#### [Entries shown]
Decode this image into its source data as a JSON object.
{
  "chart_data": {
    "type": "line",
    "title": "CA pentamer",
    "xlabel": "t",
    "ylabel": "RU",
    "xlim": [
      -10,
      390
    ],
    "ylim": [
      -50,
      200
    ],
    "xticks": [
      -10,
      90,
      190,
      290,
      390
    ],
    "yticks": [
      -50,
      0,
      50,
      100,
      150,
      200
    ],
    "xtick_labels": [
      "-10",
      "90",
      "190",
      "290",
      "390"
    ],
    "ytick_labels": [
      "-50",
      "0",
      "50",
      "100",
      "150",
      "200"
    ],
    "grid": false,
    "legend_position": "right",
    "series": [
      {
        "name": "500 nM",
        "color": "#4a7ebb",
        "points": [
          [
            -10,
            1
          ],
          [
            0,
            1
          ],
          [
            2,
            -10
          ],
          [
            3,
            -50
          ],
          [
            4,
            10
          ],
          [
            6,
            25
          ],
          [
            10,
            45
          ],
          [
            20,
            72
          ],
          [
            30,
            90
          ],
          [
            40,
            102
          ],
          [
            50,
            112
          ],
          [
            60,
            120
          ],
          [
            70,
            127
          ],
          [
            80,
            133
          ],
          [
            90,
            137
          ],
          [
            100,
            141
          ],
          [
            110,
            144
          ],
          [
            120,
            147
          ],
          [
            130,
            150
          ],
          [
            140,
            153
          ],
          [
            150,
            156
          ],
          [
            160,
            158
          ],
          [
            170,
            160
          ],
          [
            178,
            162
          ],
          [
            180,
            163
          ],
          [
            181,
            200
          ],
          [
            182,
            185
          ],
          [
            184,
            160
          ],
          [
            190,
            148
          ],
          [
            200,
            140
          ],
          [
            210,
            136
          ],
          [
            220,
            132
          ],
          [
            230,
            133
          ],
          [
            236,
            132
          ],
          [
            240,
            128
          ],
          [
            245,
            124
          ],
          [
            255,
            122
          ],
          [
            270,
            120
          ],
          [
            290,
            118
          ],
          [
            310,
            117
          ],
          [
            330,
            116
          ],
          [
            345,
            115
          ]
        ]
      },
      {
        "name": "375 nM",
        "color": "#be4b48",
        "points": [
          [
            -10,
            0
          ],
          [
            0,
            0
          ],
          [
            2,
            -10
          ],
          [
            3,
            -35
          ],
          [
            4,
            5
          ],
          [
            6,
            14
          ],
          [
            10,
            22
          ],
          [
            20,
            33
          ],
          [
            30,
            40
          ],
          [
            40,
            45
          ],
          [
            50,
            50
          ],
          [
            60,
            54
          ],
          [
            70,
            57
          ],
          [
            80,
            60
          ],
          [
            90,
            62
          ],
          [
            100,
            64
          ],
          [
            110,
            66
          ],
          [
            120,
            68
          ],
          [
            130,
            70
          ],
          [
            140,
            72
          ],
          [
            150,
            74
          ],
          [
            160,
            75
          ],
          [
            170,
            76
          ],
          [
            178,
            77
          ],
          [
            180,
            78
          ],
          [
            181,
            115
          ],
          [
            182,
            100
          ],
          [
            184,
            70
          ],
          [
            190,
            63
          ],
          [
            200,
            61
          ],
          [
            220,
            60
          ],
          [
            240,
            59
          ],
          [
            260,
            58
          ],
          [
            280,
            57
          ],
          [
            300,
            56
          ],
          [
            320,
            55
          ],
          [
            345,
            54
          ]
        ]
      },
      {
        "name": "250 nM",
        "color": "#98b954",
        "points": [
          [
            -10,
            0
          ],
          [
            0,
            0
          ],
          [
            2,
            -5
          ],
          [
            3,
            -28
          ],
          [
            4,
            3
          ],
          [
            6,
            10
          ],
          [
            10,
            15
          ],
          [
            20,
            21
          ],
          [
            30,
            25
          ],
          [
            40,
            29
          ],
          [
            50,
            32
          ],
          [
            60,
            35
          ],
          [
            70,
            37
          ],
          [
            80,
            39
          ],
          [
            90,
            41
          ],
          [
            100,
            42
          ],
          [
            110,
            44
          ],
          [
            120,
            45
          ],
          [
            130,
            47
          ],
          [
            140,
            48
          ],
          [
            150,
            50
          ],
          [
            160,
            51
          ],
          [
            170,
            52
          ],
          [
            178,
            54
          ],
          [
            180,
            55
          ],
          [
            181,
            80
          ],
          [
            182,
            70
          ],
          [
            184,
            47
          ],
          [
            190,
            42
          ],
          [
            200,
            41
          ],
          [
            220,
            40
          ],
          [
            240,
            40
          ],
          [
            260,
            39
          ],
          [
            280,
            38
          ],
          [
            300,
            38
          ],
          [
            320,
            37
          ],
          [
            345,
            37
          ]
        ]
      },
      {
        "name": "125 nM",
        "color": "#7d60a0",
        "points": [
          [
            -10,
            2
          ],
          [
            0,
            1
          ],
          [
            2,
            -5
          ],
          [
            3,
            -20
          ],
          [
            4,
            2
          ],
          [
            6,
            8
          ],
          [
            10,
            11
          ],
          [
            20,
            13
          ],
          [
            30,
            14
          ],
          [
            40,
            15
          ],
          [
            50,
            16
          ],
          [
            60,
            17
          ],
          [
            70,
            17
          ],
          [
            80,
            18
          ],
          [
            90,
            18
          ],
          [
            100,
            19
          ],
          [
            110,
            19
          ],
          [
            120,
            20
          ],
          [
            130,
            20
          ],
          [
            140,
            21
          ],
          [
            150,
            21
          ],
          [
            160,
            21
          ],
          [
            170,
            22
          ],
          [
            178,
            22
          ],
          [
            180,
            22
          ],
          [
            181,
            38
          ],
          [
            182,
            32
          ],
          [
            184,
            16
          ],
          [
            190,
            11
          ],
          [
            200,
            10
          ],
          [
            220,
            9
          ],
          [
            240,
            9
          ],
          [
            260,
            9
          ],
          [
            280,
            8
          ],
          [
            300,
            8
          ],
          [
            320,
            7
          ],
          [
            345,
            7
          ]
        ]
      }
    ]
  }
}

#### [The task]
Make a copy of each line that contains the string "color".

#### [Solution to this task]
        "color": "#4a7ebb",
        "color": "#be4b48",
        "color": "#98b954",
        "color": "#7d60a0",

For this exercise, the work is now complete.